> Set task
Exactly repeat the material, dropping every picture from the copy.

> Material supplied
···
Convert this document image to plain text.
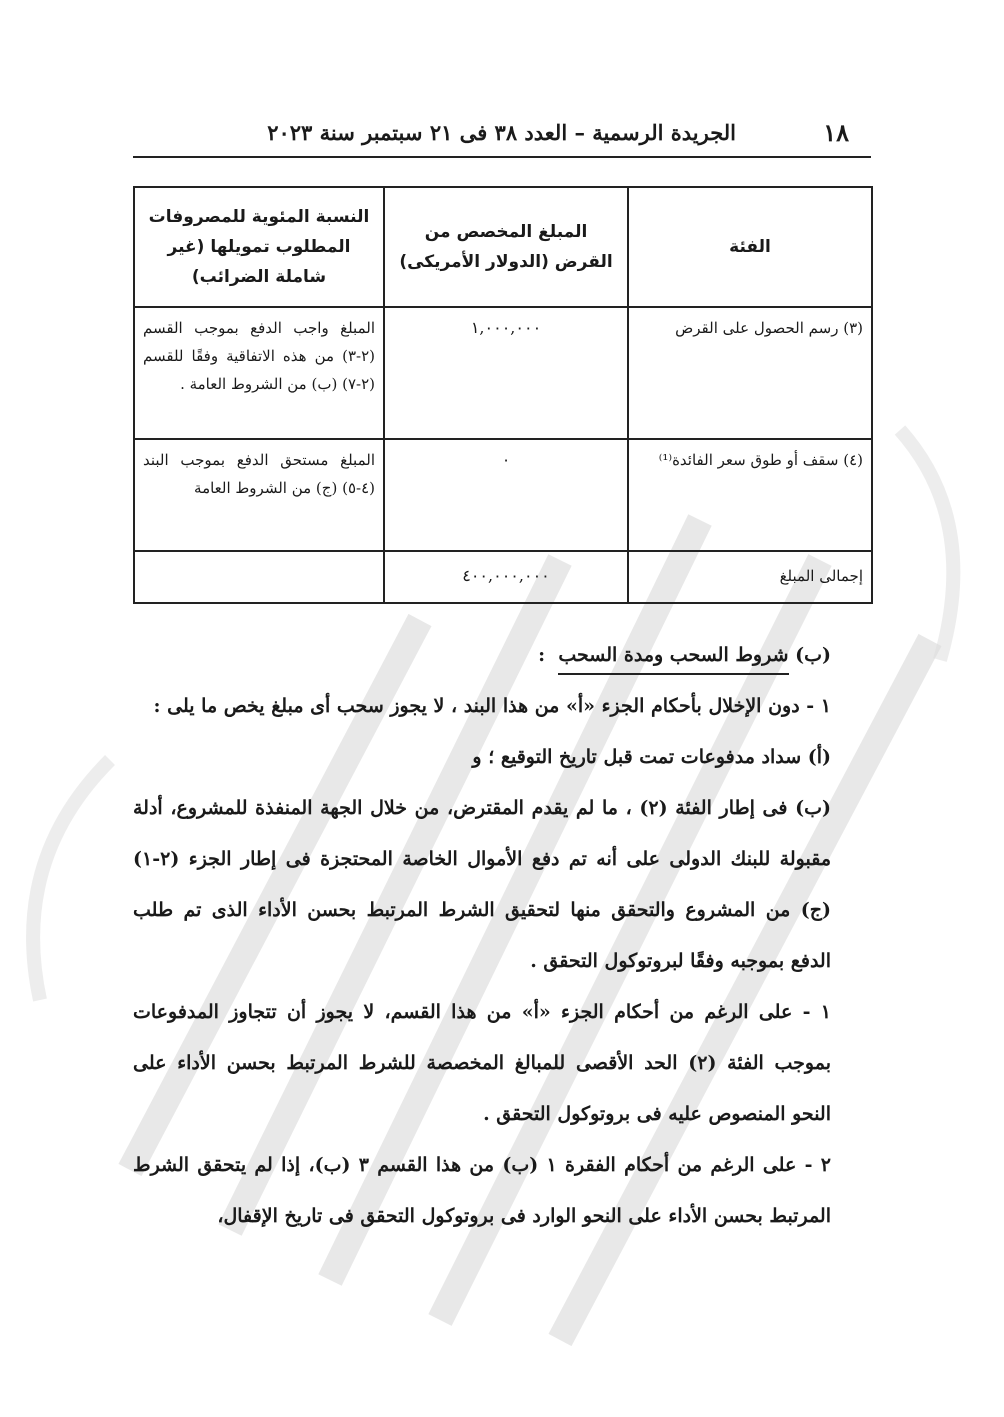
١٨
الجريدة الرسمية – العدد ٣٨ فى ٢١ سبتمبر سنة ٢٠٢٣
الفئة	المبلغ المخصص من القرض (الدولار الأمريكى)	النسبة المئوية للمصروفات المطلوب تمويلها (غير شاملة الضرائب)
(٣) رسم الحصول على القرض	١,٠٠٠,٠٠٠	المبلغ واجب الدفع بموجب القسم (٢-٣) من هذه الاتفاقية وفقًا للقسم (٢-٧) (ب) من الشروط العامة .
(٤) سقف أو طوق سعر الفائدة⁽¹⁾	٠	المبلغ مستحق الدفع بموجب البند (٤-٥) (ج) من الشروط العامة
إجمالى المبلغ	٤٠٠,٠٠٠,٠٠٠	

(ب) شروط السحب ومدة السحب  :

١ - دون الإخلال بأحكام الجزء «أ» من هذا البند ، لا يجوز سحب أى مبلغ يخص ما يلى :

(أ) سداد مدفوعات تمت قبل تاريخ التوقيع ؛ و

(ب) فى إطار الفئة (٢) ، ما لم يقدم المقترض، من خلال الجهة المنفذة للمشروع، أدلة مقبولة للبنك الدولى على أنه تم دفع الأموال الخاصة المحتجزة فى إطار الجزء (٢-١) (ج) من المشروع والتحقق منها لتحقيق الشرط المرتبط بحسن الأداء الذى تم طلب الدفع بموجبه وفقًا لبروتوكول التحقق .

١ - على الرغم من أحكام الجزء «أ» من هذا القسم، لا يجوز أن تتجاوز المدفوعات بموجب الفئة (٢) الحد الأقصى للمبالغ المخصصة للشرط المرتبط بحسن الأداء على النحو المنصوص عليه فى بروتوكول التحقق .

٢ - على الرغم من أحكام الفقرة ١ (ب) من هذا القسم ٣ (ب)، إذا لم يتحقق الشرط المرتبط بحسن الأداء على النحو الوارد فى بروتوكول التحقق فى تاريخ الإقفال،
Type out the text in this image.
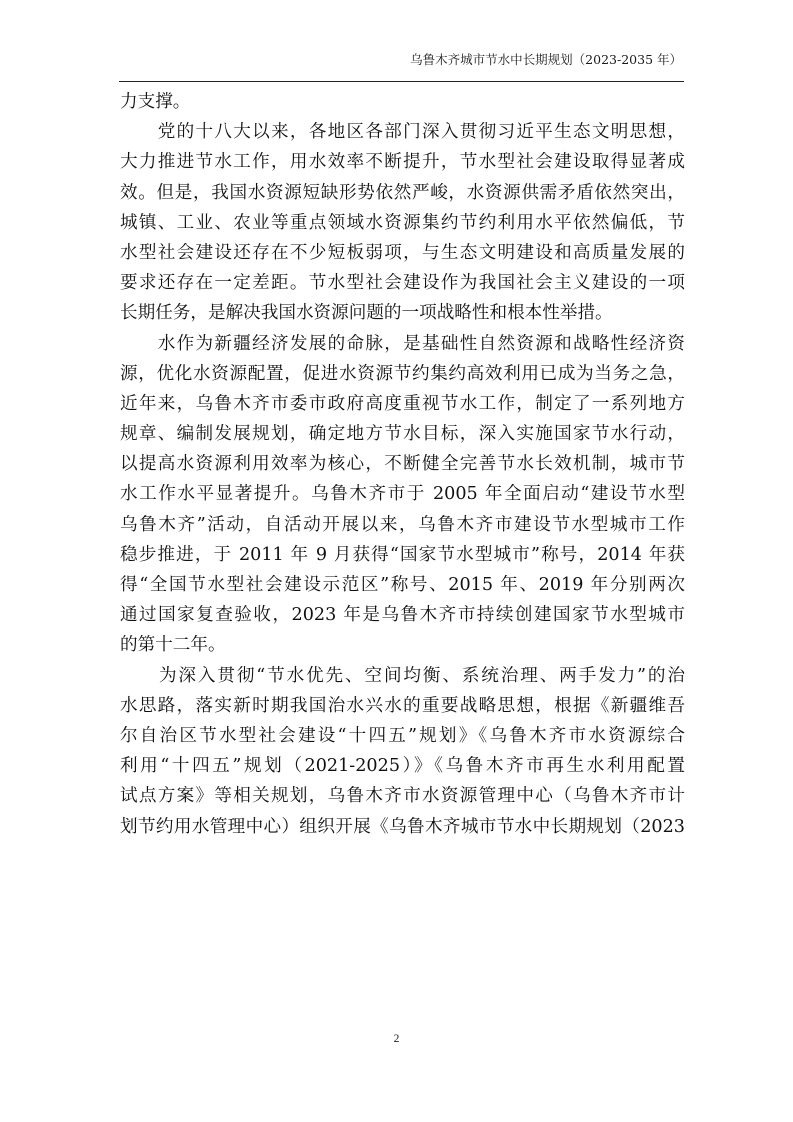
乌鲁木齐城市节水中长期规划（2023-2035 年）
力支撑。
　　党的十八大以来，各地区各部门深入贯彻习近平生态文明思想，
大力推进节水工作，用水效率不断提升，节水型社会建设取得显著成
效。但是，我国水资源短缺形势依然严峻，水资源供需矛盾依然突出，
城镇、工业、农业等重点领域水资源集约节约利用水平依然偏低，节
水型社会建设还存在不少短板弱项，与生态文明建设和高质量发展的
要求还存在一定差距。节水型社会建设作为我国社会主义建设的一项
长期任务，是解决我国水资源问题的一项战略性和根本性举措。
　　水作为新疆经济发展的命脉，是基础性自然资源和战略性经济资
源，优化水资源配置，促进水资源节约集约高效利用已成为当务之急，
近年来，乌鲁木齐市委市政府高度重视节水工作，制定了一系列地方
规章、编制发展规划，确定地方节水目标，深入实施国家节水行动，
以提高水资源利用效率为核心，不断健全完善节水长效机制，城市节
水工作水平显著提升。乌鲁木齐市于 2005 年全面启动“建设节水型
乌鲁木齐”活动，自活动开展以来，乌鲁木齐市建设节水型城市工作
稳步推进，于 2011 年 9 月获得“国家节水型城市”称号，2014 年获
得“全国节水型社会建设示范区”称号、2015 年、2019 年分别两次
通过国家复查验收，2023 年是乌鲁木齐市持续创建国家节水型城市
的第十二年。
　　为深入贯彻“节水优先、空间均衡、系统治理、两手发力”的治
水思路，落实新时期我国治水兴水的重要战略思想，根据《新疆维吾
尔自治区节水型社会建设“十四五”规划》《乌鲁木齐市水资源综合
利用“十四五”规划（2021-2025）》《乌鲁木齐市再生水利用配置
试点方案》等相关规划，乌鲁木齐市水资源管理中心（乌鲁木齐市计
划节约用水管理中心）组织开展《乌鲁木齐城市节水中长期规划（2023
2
···
> Final result
Convert this document image to plain text.
١٨
الجريدة الرسمية – العدد ٣٨ فى ٢١ سبتمبر سنة ٢٠٢٣
الفئة	المبلغ المخصص من القرض (الدولار الأمريكى)	النسبة المئوية للمصروفات المطلوب تمويلها (غير شاملة الضرائب)
(٣) رسم الحصول على القرض	١,٠٠٠,٠٠٠	المبلغ واجب الدفع بموجب القسم (٢-٣) من هذه الاتفاقية وفقًا للقسم (٢-٧) (ب) من الشروط العامة .
(٤) سقف أو طوق سعر الفائدة⁽¹⁾	٠	المبلغ مستحق الدفع بموجب البند (٤-٥) (ج) من الشروط العامة
إجمالى المبلغ	٤٠٠,٠٠٠,٠٠٠	

(ب) شروط السحب ومدة السحب  :

١ - دون الإخلال بأحكام الجزء «أ» من هذا البند ، لا يجوز سحب أى مبلغ يخص ما يلى :

(أ) سداد مدفوعات تمت قبل تاريخ التوقيع ؛ و

(ب) فى إطار الفئة (٢) ، ما لم يقدم المقترض، من خلال الجهة المنفذة للمشروع، أدلة مقبولة للبنك الدولى على أنه تم دفع الأموال الخاصة المحتجزة فى إطار الجزء (٢-١) (ج) من المشروع والتحقق منها لتحقيق الشرط المرتبط بحسن الأداء الذى تم طلب الدفع بموجبه وفقًا لبروتوكول التحقق .

١ - على الرغم من أحكام الجزء «أ» من هذا القسم، لا يجوز أن تتجاوز المدفوعات بموجب الفئة (٢) الحد الأقصى للمبالغ المخصصة للشرط المرتبط بحسن الأداء على النحو المنصوص عليه فى بروتوكول التحقق .

٢ - على الرغم من أحكام الفقرة ١ (ب) من هذا القسم ٣ (ب)، إذا لم يتحقق الشرط المرتبط بحسن الأداء على النحو الوارد فى بروتوكول التحقق فى تاريخ الإقفال،
Type out the text in this image.
乌鲁木齐城市节水中长期规划（2023-2035 年）
力支撑。
　　党的十八大以来，各地区各部门深入贯彻习近平生态文明思想，
大力推进节水工作，用水效率不断提升，节水型社会建设取得显著成
效。但是，我国水资源短缺形势依然严峻，水资源供需矛盾依然突出，
城镇、工业、农业等重点领域水资源集约节约利用水平依然偏低，节
水型社会建设还存在不少短板弱项，与生态文明建设和高质量发展的
要求还存在一定差距。节水型社会建设作为我国社会主义建设的一项
长期任务，是解决我国水资源问题的一项战略性和根本性举措。
　　水作为新疆经济发展的命脉，是基础性自然资源和战略性经济资
源，优化水资源配置，促进水资源节约集约高效利用已成为当务之急，
近年来，乌鲁木齐市委市政府高度重视节水工作，制定了一系列地方
规章、编制发展规划，确定地方节水目标，深入实施国家节水行动，
以提高水资源利用效率为核心，不断健全完善节水长效机制，城市节
水工作水平显著提升。乌鲁木齐市于 2005 年全面启动“建设节水型
乌鲁木齐”活动，自活动开展以来，乌鲁木齐市建设节水型城市工作
稳步推进，于 2011 年 9 月获得“国家节水型城市”称号，2014 年获
得“全国节水型社会建设示范区”称号、2015 年、2019 年分别两次
通过国家复查验收，2023 年是乌鲁木齐市持续创建国家节水型城市
的第十二年。
　　为深入贯彻“节水优先、空间均衡、系统治理、两手发力”的治
水思路，落实新时期我国治水兴水的重要战略思想，根据《新疆维吾
尔自治区节水型社会建设“十四五”规划》《乌鲁木齐市水资源综合
利用“十四五”规划（2021-2025）》《乌鲁木齐市再生水利用配置
试点方案》等相关规划，乌鲁木齐市水资源管理中心（乌鲁木齐市计
划节约用水管理中心）组织开展《乌鲁木齐城市节水中长期规划（2023
2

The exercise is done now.